→ **Problem**: Output the data below in full, byte for byte. Nothing may differ.

→ **Records to process**:
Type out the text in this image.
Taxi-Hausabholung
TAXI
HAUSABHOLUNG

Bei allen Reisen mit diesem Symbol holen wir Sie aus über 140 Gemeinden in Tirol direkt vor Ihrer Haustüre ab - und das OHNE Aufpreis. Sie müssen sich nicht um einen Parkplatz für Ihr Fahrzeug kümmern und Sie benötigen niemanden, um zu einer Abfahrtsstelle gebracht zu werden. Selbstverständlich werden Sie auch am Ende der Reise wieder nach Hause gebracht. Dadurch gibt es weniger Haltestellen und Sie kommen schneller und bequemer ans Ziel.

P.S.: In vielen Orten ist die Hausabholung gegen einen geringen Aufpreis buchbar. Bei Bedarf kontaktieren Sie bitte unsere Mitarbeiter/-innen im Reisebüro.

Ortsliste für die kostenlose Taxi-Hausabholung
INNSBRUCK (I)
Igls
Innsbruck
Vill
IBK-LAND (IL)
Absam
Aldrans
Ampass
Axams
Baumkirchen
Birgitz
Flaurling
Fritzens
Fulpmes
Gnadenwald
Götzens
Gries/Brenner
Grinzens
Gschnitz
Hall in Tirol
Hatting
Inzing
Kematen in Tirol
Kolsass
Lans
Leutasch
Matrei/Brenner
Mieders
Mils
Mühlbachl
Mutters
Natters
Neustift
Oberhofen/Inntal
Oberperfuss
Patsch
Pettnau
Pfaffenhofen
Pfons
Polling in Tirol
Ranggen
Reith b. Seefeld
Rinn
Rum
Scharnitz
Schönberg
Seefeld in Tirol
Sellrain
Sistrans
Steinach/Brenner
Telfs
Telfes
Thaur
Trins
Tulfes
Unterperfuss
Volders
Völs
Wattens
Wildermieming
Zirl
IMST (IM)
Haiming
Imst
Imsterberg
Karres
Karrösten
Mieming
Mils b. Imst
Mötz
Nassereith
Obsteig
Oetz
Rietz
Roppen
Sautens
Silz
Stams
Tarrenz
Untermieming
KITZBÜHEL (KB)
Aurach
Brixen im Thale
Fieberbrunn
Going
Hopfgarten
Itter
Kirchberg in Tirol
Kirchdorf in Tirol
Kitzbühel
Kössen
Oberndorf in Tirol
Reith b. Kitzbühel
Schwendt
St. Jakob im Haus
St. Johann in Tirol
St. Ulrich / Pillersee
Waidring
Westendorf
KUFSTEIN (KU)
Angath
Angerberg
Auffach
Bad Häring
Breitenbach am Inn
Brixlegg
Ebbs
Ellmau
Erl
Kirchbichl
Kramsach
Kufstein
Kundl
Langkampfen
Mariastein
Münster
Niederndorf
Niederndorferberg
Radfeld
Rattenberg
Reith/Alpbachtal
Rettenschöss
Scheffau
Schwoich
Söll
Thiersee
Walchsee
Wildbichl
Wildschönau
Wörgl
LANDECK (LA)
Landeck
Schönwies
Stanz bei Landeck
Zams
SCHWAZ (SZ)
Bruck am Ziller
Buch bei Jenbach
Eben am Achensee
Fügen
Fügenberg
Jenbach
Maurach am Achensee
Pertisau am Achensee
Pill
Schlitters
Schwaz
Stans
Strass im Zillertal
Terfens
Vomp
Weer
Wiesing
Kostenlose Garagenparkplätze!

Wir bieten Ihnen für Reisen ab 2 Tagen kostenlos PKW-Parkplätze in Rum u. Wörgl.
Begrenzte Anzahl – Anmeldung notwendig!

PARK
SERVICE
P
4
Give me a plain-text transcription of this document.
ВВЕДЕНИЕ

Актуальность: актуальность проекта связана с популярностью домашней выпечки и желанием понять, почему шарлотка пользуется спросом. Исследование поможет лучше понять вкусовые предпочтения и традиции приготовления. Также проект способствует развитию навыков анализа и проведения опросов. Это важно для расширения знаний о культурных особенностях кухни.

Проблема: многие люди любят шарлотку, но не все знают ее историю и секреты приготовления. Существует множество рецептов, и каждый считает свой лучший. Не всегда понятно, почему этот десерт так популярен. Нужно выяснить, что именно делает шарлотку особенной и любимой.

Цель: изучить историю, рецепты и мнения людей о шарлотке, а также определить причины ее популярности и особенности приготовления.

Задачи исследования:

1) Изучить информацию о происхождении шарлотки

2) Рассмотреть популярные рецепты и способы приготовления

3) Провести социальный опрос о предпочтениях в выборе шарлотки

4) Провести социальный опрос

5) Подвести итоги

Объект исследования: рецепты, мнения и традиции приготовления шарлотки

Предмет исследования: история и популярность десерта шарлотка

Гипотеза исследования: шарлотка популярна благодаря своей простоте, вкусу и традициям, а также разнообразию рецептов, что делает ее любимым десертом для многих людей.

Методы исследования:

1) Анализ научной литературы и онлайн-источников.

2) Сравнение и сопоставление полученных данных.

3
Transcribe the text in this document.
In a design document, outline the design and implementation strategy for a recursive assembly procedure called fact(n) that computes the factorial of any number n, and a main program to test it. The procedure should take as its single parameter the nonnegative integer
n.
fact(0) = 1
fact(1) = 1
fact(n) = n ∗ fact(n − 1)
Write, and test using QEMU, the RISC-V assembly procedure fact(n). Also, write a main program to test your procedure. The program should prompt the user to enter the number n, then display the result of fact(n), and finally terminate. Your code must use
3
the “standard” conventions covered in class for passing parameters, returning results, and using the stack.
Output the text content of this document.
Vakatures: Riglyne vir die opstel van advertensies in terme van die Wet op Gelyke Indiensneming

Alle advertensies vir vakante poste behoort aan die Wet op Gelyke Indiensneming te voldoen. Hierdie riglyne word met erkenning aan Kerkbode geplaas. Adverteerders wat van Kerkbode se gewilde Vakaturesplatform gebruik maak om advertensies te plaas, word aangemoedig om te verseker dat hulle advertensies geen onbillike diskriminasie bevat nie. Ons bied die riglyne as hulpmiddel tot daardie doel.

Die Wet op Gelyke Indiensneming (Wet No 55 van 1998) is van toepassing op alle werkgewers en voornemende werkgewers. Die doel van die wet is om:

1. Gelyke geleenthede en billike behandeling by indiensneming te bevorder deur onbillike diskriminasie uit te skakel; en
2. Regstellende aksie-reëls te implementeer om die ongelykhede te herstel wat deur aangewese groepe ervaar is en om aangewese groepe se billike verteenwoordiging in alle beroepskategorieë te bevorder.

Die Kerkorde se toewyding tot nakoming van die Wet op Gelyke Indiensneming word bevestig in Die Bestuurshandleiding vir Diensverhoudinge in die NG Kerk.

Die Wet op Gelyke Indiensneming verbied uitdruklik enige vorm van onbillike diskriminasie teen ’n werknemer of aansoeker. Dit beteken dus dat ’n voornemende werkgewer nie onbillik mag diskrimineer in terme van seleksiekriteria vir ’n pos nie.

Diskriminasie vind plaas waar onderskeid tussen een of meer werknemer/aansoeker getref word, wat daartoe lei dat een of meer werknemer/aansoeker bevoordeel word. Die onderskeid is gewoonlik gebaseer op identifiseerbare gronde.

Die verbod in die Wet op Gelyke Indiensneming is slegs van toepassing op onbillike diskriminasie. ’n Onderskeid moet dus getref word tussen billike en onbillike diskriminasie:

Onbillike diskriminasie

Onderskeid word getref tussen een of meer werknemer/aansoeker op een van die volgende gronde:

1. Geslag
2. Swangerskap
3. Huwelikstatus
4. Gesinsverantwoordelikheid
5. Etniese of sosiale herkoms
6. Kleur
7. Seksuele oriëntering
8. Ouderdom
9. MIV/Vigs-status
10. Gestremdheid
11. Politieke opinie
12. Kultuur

→ **Solution to the problem**:
Type out the text in this image.
Taxi-Hausabholung
TAXI
HAUSABHOLUNG

Bei allen Reisen mit diesem Symbol holen wir Sie aus über 140 Gemeinden in Tirol direkt vor Ihrer Haustüre ab - und das OHNE Aufpreis. Sie müssen sich nicht um einen Parkplatz für Ihr Fahrzeug kümmern und Sie benötigen niemanden, um zu einer Abfahrtsstelle gebracht zu werden. Selbstverständlich werden Sie auch am Ende der Reise wieder nach Hause gebracht. Dadurch gibt es weniger Haltestellen und Sie kommen schneller und bequemer ans Ziel.

P.S.: In vielen Orten ist die Hausabholung gegen einen geringen Aufpreis buchbar. Bei Bedarf kontaktieren Sie bitte unsere Mitarbeiter/-innen im Reisebüro.

Ortsliste für die kostenlose Taxi-Hausabholung
INNSBRUCK (I)
Igls
Innsbruck
Vill
IBK-LAND (IL)
Absam
Aldrans
Ampass
Axams
Baumkirchen
Birgitz
Flaurling
Fritzens
Fulpmes
Gnadenwald
Götzens
Gries/Brenner
Grinzens
Gschnitz
Hall in Tirol
Hatting
Inzing
Kematen in Tirol
Kolsass
Lans
Leutasch
Matrei/Brenner
Mieders
Mils
Mühlbachl
Mutters
Natters
Neustift
Oberhofen/Inntal
Oberperfuss
Patsch
Pettnau
Pfaffenhofen
Pfons
Polling in Tirol
Ranggen
Reith b. Seefeld
Rinn
Rum
Scharnitz
Schönberg
Seefeld in Tirol
Sellrain
Sistrans
Steinach/Brenner
Telfs
Telfes
Thaur
Trins
Tulfes
Unterperfuss
Volders
Völs
Wattens
Wildermieming
Zirl
IMST (IM)
Haiming
Imst
Imsterberg
Karres
Karrösten
Mieming
Mils b. Imst
Mötz
Nassereith
Obsteig
Oetz
Rietz
Roppen
Sautens
Silz
Stams
Tarrenz
Untermieming
KITZBÜHEL (KB)
Aurach
Brixen im Thale
Fieberbrunn
Going
Hopfgarten
Itter
Kirchberg in Tirol
Kirchdorf in Tirol
Kitzbühel
Kössen
Oberndorf in Tirol
Reith b. Kitzbühel
Schwendt
St. Jakob im Haus
St. Johann in Tirol
St. Ulrich / Pillersee
Waidring
Westendorf
KUFSTEIN (KU)
Angath
Angerberg
Auffach
Bad Häring
Breitenbach am Inn
Brixlegg
Ebbs
Ellmau
Erl
Kirchbichl
Kramsach
Kufstein
Kundl
Langkampfen
Mariastein
Münster
Niederndorf
Niederndorferberg
Radfeld
Rattenberg
Reith/Alpbachtal
Rettenschöss
Scheffau
Schwoich
Söll
Thiersee
Walchsee
Wildbichl
Wildschönau
Wörgl
LANDECK (LA)
Landeck
Schönwies
Stanz bei Landeck
Zams
SCHWAZ (SZ)
Bruck am Ziller
Buch bei Jenbach
Eben am Achensee
Fügen
Fügenberg
Jenbach
Maurach am Achensee
Pertisau am Achensee
Pill
Schlitters
Schwaz
Stans
Strass im Zillertal
Terfens
Vomp
Weer
Wiesing
Kostenlose Garagenparkplätze!

Wir bieten Ihnen für Reisen ab 2 Tagen kostenlos PKW-Parkplätze in Rum u. Wörgl.
Begrenzte Anzahl – Anmeldung notwendig!

PARK
SERVICE
P
4
Give me a plain-text transcription of this document.
ВВЕДЕНИЕ

Актуальность: актуальность проекта связана с популярностью домашней выпечки и желанием понять, почему шарлотка пользуется спросом. Исследование поможет лучше понять вкусовые предпочтения и традиции приготовления. Также проект способствует развитию навыков анализа и проведения опросов. Это важно для расширения знаний о культурных особенностях кухни.

Проблема: многие люди любят шарлотку, но не все знают ее историю и секреты приготовления. Существует множество рецептов, и каждый считает свой лучший. Не всегда понятно, почему этот десерт так популярен. Нужно выяснить, что именно делает шарлотку особенной и любимой.

Цель: изучить историю, рецепты и мнения людей о шарлотке, а также определить причины ее популярности и особенности приготовления.

Задачи исследования:

1) Изучить информацию о происхождении шарлотки

2) Рассмотреть популярные рецепты и способы приготовления

3) Провести социальный опрос о предпочтениях в выборе шарлотки

4) Провести социальный опрос

5) Подвести итоги

Объект исследования: рецепты, мнения и традиции приготовления шарлотки

Предмет исследования: история и популярность десерта шарлотка

Гипотеза исследования: шарлотка популярна благодаря своей простоте, вкусу и традициям, а также разнообразию рецептов, что делает ее любимым десертом для многих людей.

Методы исследования:

1) Анализ научной литературы и онлайн-источников.

2) Сравнение и сопоставление полученных данных.

3
Transcribe the text in this document.
In a design document, outline the design and implementation strategy for a recursive assembly procedure called fact(n) that computes the factorial of any number n, and a main program to test it. The procedure should take as its single parameter the nonnegative integer
n.
fact(0) = 1
fact(1) = 1
fact(n) = n ∗ fact(n − 1)
Write, and test using QEMU, the RISC-V assembly procedure fact(n). Also, write a main program to test your procedure. The program should prompt the user to enter the number n, then display the result of fact(n), and finally terminate. Your code must use
3
the “standard” conventions covered in class for passing parameters, returning results, and using the stack.
Output the text content of this document.
Vakatures: Riglyne vir die opstel van advertensies in terme van die Wet op Gelyke Indiensneming

Alle advertensies vir vakante poste behoort aan die Wet op Gelyke Indiensneming te voldoen. Hierdie riglyne word met erkenning aan Kerkbode geplaas. Adverteerders wat van Kerkbode se gewilde Vakaturesplatform gebruik maak om advertensies te plaas, word aangemoedig om te verseker dat hulle advertensies geen onbillike diskriminasie bevat nie. Ons bied die riglyne as hulpmiddel tot daardie doel.

Die Wet op Gelyke Indiensneming (Wet No 55 van 1998) is van toepassing op alle werkgewers en voornemende werkgewers. Die doel van die wet is om:

1. Gelyke geleenthede en billike behandeling by indiensneming te bevorder deur onbillike diskriminasie uit te skakel; en
2. Regstellende aksie-reëls te implementeer om die ongelykhede te herstel wat deur aangewese groepe ervaar is en om aangewese groepe se billike verteenwoordiging in alle beroepskategorieë te bevorder.

Die Kerkorde se toewyding tot nakoming van die Wet op Gelyke Indiensneming word bevestig in Die Bestuurshandleiding vir Diensverhoudinge in die NG Kerk.

Die Wet op Gelyke Indiensneming verbied uitdruklik enige vorm van onbillike diskriminasie teen ’n werknemer of aansoeker. Dit beteken dus dat ’n voornemende werkgewer nie onbillik mag diskrimineer in terme van seleksiekriteria vir ’n pos nie.

Diskriminasie vind plaas waar onderskeid tussen een of meer werknemer/aansoeker getref word, wat daartoe lei dat een of meer werknemer/aansoeker bevoordeel word. Die onderskeid is gewoonlik gebaseer op identifiseerbare gronde.

Die verbod in die Wet op Gelyke Indiensneming is slegs van toepassing op onbillike diskriminasie. ’n Onderskeid moet dus getref word tussen billike en onbillike diskriminasie:

Onbillike diskriminasie

Onderskeid word getref tussen een of meer werknemer/aansoeker op een van die volgende gronde:

1. Geslag
2. Swangerskap
3. Huwelikstatus
4. Gesinsverantwoordelikheid
5. Etniese of sosiale herkoms
6. Kleur
7. Seksuele oriëntering
8. Ouderdom
9. MIV/Vigs-status
10. Gestremdheid
11. Politieke opinie
12. Kultuur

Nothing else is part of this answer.